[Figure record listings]

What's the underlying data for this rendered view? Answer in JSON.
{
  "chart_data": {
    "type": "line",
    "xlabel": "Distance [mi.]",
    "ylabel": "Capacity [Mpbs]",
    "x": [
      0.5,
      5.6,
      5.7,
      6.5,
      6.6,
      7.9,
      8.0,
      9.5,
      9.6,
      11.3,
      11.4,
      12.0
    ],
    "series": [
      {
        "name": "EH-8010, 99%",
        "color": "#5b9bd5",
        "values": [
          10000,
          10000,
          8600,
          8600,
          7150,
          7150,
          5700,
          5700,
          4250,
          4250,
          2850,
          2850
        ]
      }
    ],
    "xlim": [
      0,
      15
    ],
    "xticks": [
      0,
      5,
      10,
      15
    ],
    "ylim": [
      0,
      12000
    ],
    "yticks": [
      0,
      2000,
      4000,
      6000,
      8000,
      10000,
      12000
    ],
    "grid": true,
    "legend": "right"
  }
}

--

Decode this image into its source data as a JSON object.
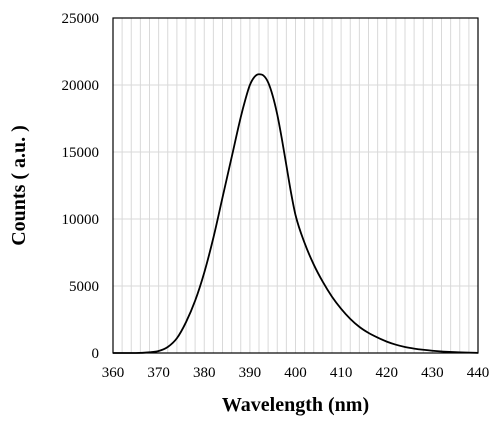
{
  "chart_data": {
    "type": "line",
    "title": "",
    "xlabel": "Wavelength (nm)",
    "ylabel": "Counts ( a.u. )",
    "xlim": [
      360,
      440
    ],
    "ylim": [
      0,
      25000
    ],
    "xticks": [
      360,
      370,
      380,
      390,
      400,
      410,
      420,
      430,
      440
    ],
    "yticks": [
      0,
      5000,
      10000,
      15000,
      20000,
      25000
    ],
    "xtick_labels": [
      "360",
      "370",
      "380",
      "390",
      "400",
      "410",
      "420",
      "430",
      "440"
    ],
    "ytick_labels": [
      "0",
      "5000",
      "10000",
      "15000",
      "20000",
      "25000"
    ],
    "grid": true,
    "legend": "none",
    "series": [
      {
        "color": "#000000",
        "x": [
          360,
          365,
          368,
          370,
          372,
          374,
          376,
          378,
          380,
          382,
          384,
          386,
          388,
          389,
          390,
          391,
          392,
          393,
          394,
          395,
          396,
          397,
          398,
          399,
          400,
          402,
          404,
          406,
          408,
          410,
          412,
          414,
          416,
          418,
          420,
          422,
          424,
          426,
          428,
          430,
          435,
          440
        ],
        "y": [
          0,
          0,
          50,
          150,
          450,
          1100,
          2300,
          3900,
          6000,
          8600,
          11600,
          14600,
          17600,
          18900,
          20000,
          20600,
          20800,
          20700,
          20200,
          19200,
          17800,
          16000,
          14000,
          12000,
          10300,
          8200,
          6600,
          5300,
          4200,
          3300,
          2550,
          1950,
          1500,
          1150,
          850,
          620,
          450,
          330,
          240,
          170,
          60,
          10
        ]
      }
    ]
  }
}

--

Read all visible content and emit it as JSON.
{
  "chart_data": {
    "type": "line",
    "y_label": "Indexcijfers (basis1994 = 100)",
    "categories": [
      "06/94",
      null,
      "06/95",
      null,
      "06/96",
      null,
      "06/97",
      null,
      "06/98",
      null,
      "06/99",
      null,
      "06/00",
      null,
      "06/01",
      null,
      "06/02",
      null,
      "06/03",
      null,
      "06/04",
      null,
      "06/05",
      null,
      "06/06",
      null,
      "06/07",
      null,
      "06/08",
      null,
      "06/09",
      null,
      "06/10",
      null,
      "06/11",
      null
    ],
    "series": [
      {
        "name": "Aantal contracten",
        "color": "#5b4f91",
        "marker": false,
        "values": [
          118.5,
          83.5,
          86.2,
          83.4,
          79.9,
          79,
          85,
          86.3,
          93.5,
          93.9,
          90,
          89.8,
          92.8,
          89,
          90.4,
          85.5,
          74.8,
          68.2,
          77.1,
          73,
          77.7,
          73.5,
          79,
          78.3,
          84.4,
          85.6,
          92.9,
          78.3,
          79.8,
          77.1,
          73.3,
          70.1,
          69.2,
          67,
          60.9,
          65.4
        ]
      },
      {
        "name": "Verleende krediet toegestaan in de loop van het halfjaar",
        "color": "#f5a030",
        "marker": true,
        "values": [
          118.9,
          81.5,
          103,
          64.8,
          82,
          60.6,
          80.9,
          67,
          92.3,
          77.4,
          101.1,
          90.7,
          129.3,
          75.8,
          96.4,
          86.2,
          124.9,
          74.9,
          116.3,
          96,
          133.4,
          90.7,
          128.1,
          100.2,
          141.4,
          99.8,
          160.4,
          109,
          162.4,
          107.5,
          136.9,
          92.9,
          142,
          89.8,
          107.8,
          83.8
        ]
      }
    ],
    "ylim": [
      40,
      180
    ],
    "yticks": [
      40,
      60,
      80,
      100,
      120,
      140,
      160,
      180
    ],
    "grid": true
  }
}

▶ _Work instructions_: Search the lines for "true". Copy each line that has it.

▶ _Exercise response_:
    "grid": true,
    "grid": true,
        "marker": true,
    "grid": true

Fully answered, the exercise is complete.